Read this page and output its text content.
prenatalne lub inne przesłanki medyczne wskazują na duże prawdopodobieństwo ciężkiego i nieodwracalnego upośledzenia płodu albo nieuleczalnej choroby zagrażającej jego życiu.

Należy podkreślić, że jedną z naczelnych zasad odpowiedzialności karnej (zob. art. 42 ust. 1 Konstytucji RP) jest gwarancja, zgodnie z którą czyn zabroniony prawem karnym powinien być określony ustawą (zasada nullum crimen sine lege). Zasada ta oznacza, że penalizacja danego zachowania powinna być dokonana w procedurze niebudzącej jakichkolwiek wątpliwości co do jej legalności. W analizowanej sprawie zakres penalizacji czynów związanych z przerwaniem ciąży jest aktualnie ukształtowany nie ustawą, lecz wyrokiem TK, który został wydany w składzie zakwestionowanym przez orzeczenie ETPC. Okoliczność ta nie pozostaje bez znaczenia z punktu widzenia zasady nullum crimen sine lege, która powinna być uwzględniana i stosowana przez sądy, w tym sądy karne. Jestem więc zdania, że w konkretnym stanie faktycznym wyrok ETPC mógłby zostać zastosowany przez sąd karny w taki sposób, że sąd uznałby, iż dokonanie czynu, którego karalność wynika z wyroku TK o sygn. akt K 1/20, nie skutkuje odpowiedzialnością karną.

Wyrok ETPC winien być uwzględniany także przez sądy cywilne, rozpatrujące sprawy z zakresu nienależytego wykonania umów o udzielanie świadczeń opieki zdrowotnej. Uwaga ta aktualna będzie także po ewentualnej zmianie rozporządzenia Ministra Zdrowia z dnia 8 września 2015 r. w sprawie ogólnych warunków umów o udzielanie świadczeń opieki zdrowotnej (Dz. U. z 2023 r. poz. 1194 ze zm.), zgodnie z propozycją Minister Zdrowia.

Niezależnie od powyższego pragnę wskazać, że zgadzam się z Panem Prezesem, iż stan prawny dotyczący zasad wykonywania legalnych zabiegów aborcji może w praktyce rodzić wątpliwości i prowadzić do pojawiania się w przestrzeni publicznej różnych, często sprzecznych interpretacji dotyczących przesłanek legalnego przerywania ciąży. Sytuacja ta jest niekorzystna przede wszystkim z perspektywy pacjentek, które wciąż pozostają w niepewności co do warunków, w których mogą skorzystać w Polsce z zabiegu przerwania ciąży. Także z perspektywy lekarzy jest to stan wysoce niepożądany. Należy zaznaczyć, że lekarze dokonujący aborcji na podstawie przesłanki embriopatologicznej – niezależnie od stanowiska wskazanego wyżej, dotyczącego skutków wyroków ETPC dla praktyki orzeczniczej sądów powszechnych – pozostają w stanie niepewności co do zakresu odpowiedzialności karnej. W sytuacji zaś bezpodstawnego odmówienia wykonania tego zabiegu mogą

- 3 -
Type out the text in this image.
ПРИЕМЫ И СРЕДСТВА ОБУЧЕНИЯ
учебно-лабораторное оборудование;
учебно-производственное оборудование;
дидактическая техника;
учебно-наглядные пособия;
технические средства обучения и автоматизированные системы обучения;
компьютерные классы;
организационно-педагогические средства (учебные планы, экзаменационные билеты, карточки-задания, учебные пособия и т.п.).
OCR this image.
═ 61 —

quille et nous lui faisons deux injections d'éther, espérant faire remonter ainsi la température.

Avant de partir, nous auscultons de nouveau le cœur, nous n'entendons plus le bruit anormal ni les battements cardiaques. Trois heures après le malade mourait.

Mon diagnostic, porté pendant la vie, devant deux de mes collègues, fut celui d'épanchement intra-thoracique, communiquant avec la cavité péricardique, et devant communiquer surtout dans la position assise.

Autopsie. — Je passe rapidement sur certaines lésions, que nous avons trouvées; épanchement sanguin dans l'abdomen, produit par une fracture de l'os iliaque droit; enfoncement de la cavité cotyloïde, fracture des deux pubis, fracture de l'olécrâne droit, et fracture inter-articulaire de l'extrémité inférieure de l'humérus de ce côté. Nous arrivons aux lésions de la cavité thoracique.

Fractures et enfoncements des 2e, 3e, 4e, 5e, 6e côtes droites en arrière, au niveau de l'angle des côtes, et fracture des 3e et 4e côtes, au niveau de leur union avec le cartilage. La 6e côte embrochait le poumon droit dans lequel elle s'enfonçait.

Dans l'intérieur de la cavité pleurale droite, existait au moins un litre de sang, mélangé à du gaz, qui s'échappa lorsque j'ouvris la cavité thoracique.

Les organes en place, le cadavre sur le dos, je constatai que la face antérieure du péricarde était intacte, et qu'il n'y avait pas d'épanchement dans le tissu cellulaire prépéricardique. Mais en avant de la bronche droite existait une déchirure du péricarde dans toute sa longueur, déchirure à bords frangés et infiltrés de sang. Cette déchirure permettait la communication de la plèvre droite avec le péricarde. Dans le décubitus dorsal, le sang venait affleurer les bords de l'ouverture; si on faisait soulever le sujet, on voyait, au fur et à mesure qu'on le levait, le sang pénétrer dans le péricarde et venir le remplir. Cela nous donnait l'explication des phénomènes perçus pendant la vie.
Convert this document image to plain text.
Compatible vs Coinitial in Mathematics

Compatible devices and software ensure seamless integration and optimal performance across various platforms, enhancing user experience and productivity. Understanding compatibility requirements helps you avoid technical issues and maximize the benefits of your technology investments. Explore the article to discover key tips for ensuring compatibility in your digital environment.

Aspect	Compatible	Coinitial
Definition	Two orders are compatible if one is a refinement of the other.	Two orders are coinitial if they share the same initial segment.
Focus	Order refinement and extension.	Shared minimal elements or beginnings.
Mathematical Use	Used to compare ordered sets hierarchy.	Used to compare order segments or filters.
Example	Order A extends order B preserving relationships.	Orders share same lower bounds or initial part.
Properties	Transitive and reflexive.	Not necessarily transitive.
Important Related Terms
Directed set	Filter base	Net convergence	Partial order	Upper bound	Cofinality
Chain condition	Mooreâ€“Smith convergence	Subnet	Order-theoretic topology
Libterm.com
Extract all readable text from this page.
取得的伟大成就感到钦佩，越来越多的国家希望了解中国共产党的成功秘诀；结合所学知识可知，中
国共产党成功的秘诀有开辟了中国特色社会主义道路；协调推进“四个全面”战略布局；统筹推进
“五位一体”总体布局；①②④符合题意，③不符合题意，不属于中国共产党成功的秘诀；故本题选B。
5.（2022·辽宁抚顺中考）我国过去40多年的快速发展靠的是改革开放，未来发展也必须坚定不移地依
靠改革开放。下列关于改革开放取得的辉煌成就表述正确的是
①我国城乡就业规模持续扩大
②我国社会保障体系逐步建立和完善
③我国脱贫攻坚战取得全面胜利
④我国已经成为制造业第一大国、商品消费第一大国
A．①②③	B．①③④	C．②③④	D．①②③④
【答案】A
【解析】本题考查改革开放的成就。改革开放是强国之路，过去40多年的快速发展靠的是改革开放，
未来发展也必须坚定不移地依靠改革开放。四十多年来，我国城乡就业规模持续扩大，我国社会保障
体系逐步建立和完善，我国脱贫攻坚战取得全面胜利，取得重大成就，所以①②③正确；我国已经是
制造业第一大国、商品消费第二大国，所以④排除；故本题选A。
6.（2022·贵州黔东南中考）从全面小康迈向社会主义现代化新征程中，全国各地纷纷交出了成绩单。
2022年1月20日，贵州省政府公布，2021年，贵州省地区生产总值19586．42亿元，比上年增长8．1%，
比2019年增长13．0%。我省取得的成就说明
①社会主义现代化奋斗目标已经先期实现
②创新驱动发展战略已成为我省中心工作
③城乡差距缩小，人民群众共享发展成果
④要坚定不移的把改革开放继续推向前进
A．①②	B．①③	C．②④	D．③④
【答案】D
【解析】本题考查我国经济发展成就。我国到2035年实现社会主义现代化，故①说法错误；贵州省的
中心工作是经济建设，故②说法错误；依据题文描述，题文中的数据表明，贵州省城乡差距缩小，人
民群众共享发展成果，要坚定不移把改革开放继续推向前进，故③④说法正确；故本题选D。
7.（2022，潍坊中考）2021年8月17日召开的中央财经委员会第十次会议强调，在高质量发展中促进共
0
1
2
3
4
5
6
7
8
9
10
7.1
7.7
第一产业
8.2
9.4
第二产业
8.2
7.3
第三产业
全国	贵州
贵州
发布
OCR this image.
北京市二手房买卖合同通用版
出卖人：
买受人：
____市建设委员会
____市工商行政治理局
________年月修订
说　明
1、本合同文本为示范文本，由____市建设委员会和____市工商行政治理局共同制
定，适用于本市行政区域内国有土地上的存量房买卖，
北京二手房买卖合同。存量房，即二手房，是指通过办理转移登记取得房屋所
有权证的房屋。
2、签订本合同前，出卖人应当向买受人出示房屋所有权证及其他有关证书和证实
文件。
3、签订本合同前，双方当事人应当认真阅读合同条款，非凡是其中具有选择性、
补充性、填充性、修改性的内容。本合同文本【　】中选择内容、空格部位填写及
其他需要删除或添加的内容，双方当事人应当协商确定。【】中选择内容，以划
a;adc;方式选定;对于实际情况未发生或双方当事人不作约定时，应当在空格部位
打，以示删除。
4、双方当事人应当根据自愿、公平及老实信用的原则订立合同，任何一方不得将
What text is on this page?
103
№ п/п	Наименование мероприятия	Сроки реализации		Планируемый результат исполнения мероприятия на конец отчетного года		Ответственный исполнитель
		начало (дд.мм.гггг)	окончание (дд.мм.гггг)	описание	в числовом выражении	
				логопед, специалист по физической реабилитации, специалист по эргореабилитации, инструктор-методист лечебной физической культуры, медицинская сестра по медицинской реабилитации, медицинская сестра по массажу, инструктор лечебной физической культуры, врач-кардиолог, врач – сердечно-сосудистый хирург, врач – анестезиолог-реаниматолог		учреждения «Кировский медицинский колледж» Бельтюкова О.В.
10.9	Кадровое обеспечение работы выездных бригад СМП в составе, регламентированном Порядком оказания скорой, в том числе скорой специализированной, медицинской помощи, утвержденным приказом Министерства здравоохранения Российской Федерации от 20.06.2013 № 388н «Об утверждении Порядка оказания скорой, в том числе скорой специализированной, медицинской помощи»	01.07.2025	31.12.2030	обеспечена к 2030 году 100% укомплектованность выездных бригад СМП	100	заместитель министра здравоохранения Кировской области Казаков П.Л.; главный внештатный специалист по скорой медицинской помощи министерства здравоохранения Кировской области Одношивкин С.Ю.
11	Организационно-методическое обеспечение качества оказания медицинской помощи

◆ ◆ ◆ ◆

Gather from the data above every line with the string "this".

(Written answer):
Read this page and output its text content.
Type out the text in this image.
OCR this image.
Convert this document image to plain text.
Extract all readable text from this page.
OCR this image.
What text is on this page?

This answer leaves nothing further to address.